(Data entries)
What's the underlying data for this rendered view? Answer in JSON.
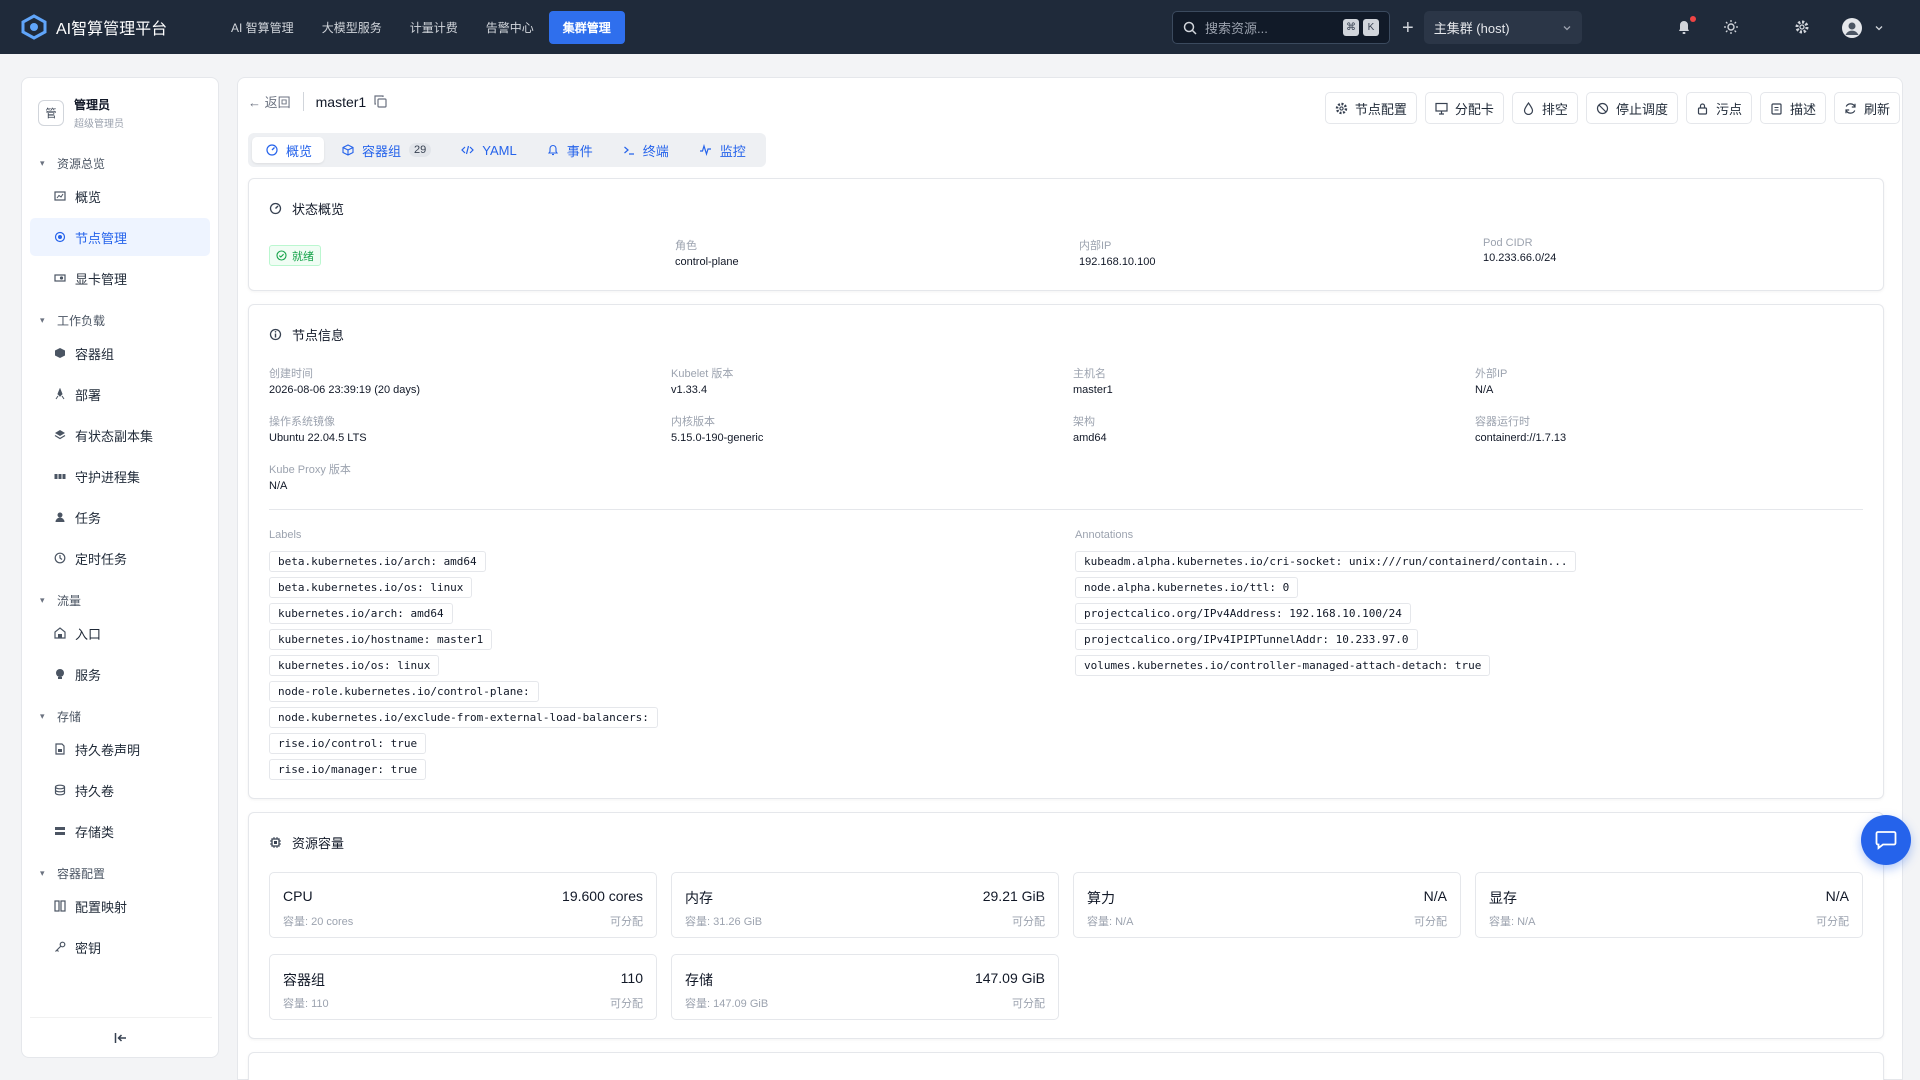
{
  "brand": {
    "title": "AI智算管理平台"
  },
  "topnav": [
    {
      "label": "AI 智算管理"
    },
    {
      "label": "大模型服务"
    },
    {
      "label": "计量计费"
    },
    {
      "label": "告警中心"
    },
    {
      "label": "集群管理"
    }
  ],
  "search": {
    "placeholder": "搜索资源...",
    "kbd1": "⌘",
    "kbd2": "K"
  },
  "cluster": {
    "selected": "主集群 (host)"
  },
  "user": {
    "avatar": "管",
    "name": "管理员",
    "role": "超级管理员"
  },
  "sidebar": {
    "groups": [
      {
        "label": "资源总览",
        "items": [
          {
            "label": "概览"
          },
          {
            "label": "节点管理"
          },
          {
            "label": "显卡管理"
          }
        ]
      },
      {
        "label": "工作负载",
        "items": [
          {
            "label": "容器组"
          },
          {
            "label": "部署"
          },
          {
            "label": "有状态副本集"
          },
          {
            "label": "守护进程集"
          },
          {
            "label": "任务"
          },
          {
            "label": "定时任务"
          }
        ]
      },
      {
        "label": "流量",
        "items": [
          {
            "label": "入口"
          },
          {
            "label": "服务"
          }
        ]
      },
      {
        "label": "存储",
        "items": [
          {
            "label": "持久卷声明"
          },
          {
            "label": "持久卷"
          },
          {
            "label": "存储类"
          }
        ]
      },
      {
        "label": "容器配置",
        "items": [
          {
            "label": "配置映射"
          },
          {
            "label": "密钥"
          }
        ]
      }
    ],
    "collapse_icon": "collapse-left-icon"
  },
  "header": {
    "back": "返回",
    "node_name": "master1"
  },
  "actions": [
    {
      "label": "节点配置"
    },
    {
      "label": "分配卡"
    },
    {
      "label": "排空"
    },
    {
      "label": "停止调度"
    },
    {
      "label": "污点"
    },
    {
      "label": "描述"
    },
    {
      "label": "刷新"
    }
  ],
  "tabs": [
    {
      "label": "概览"
    },
    {
      "label": "容器组",
      "badge": "29"
    },
    {
      "label": "YAML"
    },
    {
      "label": "事件"
    },
    {
      "label": "终端"
    },
    {
      "label": "监控"
    }
  ],
  "status": {
    "title": "状态概览",
    "ready": "就绪",
    "role_label": "角色",
    "role": "control-plane",
    "ip_label": "内部IP",
    "ip": "192.168.10.100",
    "cidr_label": "Pod CIDR",
    "cidr": "10.233.66.0/24"
  },
  "info": {
    "title": "节点信息",
    "fields": [
      {
        "k": "创建时间",
        "v": "2026-08-06 23:39:19 (20 days)"
      },
      {
        "k": "Kubelet 版本",
        "v": "v1.33.4"
      },
      {
        "k": "主机名",
        "v": "master1"
      },
      {
        "k": "外部IP",
        "v": "N/A"
      },
      {
        "k": "操作系统镜像",
        "v": "Ubuntu 22.04.5 LTS"
      },
      {
        "k": "内核版本",
        "v": "5.15.0-190-generic"
      },
      {
        "k": "架构",
        "v": "amd64"
      },
      {
        "k": "容器运行时",
        "v": "containerd://1.7.13"
      },
      {
        "k": "Kube Proxy 版本",
        "v": "N/A"
      }
    ],
    "labels_title": "Labels",
    "labels": [
      "beta.kubernetes.io/arch: amd64",
      "beta.kubernetes.io/os: linux",
      "kubernetes.io/arch: amd64",
      "kubernetes.io/hostname: master1",
      "kubernetes.io/os: linux",
      "node-role.kubernetes.io/control-plane:",
      "node.kubernetes.io/exclude-from-external-load-balancers:",
      "rise.io/control: true",
      "rise.io/manager: true"
    ],
    "annotations_title": "Annotations",
    "annotations": [
      "kubeadm.alpha.kubernetes.io/cri-socket: unix:///run/containerd/contain...",
      "node.alpha.kubernetes.io/ttl: 0",
      "projectcalico.org/IPv4Address: 192.168.10.100/24",
      "projectcalico.org/IPv4IPIPTunnelAddr: 10.233.97.0",
      "volumes.kubernetes.io/controller-managed-attach-detach: true"
    ]
  },
  "capacity": {
    "title": "资源容量",
    "alloc_label": "可分配",
    "items": [
      {
        "name": "CPU",
        "value": "19.600 cores",
        "cap": "容量: 20 cores"
      },
      {
        "name": "内存",
        "value": "29.21 GiB",
        "cap": "容量: 31.26 GiB"
      },
      {
        "name": "算力",
        "value": "N/A",
        "cap": "容量: N/A"
      },
      {
        "name": "显存",
        "value": "N/A",
        "cap": "容量: N/A"
      },
      {
        "name": "容器组",
        "value": "110",
        "cap": "容量: 110"
      },
      {
        "name": "存储",
        "value": "147.09 GiB",
        "cap": "容量: 147.09 GiB"
      }
    ]
  },
  "colors": {
    "accent": "#2563eb",
    "topbar": "#1f2a3a",
    "ready": "#16a34a"
  }
}
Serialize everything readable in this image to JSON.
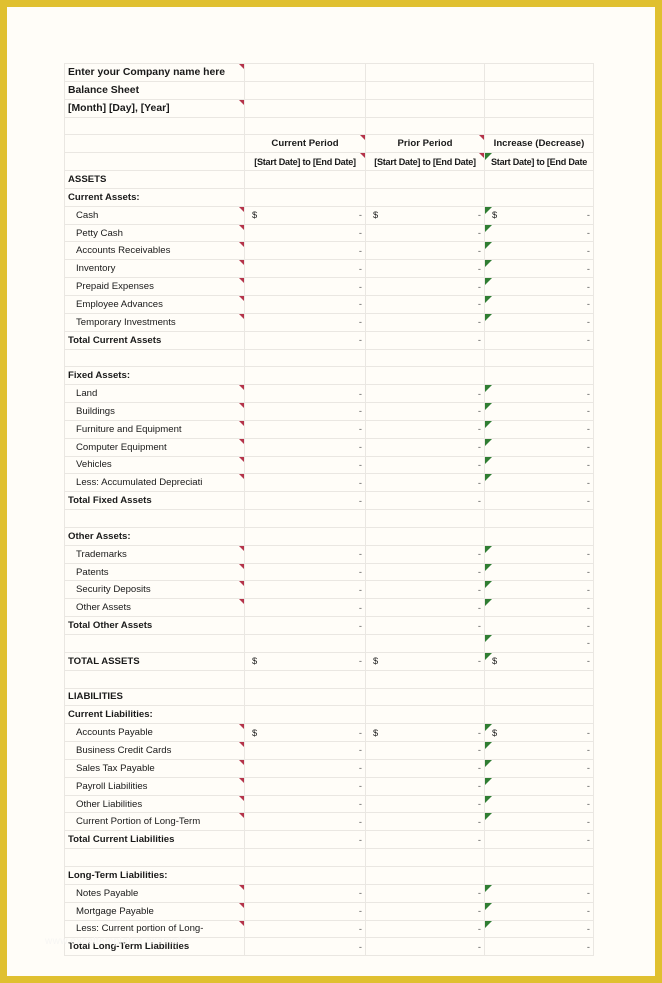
{
  "document": {
    "company_line": "Enter your Company name here",
    "doc_title": "Balance Sheet",
    "date_line": "[Month] [Day], [Year]",
    "watermark": "www.exceltemplates.example"
  },
  "columns": {
    "label_header": "",
    "current_period": "Current Period",
    "prior_period": "Prior Period",
    "increase_decrease": "Increase (Decrease)",
    "current_period_range": "[Start Date] to [End Date]",
    "prior_period_range": "[Start Date] to [End Date]",
    "increase_decrease_range": "Start Date] to [End Date"
  },
  "symbols": {
    "currency": "$",
    "dash": "-"
  },
  "sections": {
    "assets_header": "ASSETS",
    "current_assets_header": "Current Assets:",
    "current_assets_items": [
      "Cash",
      "Petty Cash",
      "Accounts Receivables",
      "Inventory",
      "Prepaid Expenses",
      "Employee Advances",
      "Temporary Investments"
    ],
    "total_current_assets": "Total Current Assets",
    "fixed_assets_header": "Fixed Assets:",
    "fixed_assets_items": [
      "Land",
      "Buildings",
      "Furniture and Equipment",
      "Computer Equipment",
      "Vehicles",
      "Less: Accumulated Depreciati"
    ],
    "total_fixed_assets": "Total Fixed Assets",
    "other_assets_header": "Other Assets:",
    "other_assets_items": [
      "Trademarks",
      "Patents",
      "Security Deposits",
      "Other Assets"
    ],
    "total_other_assets": "Total Other Assets",
    "total_assets": "TOTAL ASSETS",
    "liabilities_header": "LIABILITIES",
    "current_liabilities_header": "Current Liabilities:",
    "current_liabilities_items": [
      "Accounts Payable",
      "Business Credit Cards",
      "Sales Tax Payable",
      "Payroll Liabilities",
      "Other Liabilities",
      "Current Portion of Long-Term"
    ],
    "total_current_liabilities": "Total Current Liabilities",
    "longterm_liabilities_header": "Long-Term Liabilities:",
    "longterm_liabilities_items": [
      "Notes Payable",
      "Mortgage Payable",
      "Less: Current portion of Long-"
    ],
    "total_longterm_liabilities": "Total Long-Term Liabilities"
  },
  "colors": {
    "page_border": "#e0c030",
    "comment_marker": "#b5334a",
    "error_marker": "#2f7d32",
    "grid_line": "#eae7e2",
    "total_rule": "#111111"
  }
}
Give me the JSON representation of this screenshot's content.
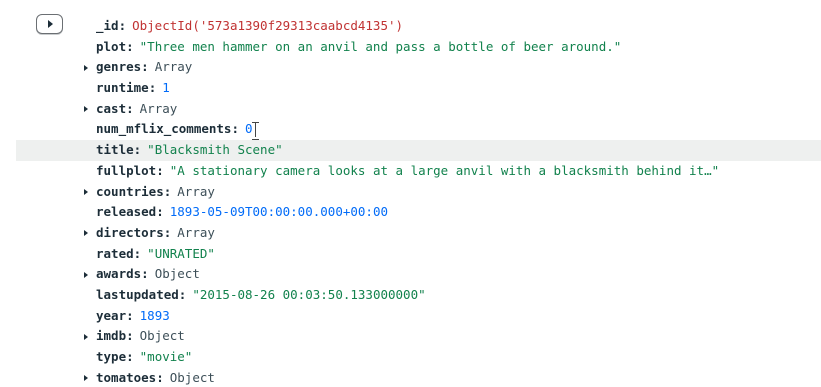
{
  "document": {
    "fields": [
      {
        "key": "_id",
        "value": "ObjectId('573a1390f29313caabcd4135')",
        "kind": "oid",
        "expandable": false
      },
      {
        "key": "plot",
        "value": "\"Three men hammer on an anvil and pass a bottle of beer around.\"",
        "kind": "str",
        "expandable": false
      },
      {
        "key": "genres",
        "value": "Array",
        "kind": "type",
        "expandable": true
      },
      {
        "key": "runtime",
        "value": "1",
        "kind": "num",
        "expandable": false
      },
      {
        "key": "cast",
        "value": "Array",
        "kind": "type",
        "expandable": true
      },
      {
        "key": "num_mflix_comments",
        "value": "0",
        "kind": "num",
        "expandable": false
      },
      {
        "key": "title",
        "value": "\"Blacksmith Scene\"",
        "kind": "str",
        "expandable": false
      },
      {
        "key": "fullplot",
        "value": "\"A stationary camera looks at a large anvil with a blacksmith behind it…\"",
        "kind": "str",
        "expandable": false
      },
      {
        "key": "countries",
        "value": "Array",
        "kind": "type",
        "expandable": true
      },
      {
        "key": "released",
        "value": "1893-05-09T00:00:00.000+00:00",
        "kind": "num",
        "expandable": false
      },
      {
        "key": "directors",
        "value": "Array",
        "kind": "type",
        "expandable": true
      },
      {
        "key": "rated",
        "value": "\"UNRATED\"",
        "kind": "str",
        "expandable": false
      },
      {
        "key": "awards",
        "value": "Object",
        "kind": "type",
        "expandable": true
      },
      {
        "key": "lastupdated",
        "value": "\"2015-08-26 00:03:50.133000000\"",
        "kind": "str",
        "expandable": false
      },
      {
        "key": "year",
        "value": "1893",
        "kind": "num",
        "expandable": false
      },
      {
        "key": "imdb",
        "value": "Object",
        "kind": "type",
        "expandable": true
      },
      {
        "key": "type",
        "value": "\"movie\"",
        "kind": "str",
        "expandable": false
      },
      {
        "key": "tomatoes",
        "value": "Object",
        "kind": "type",
        "expandable": true
      }
    ],
    "hovered_field": "title",
    "cursor_after_field": "num_mflix_comments"
  },
  "icons": {
    "expand_document": "caret-right-icon",
    "expand_field": "caret-right-icon",
    "mouse_cursor": "text-cursor-icon"
  },
  "colors": {
    "key": "#1c2d38",
    "string": "#12824d",
    "number": "#016bf8",
    "object_id": "#c03232",
    "type_label": "#3d4f58",
    "hover_row": "#eef0ef"
  }
}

◆ TASK INSTRUCTIONS ◆
Show the lines of the records that include the string "alpha".

◆ ANSWER BELOW ◆
      "kubeadm.alpha.kubernetes.io/cri-socket: unix:///run/containerd/contain...",
      "node.alpha.kubernetes.io/ttl: 0",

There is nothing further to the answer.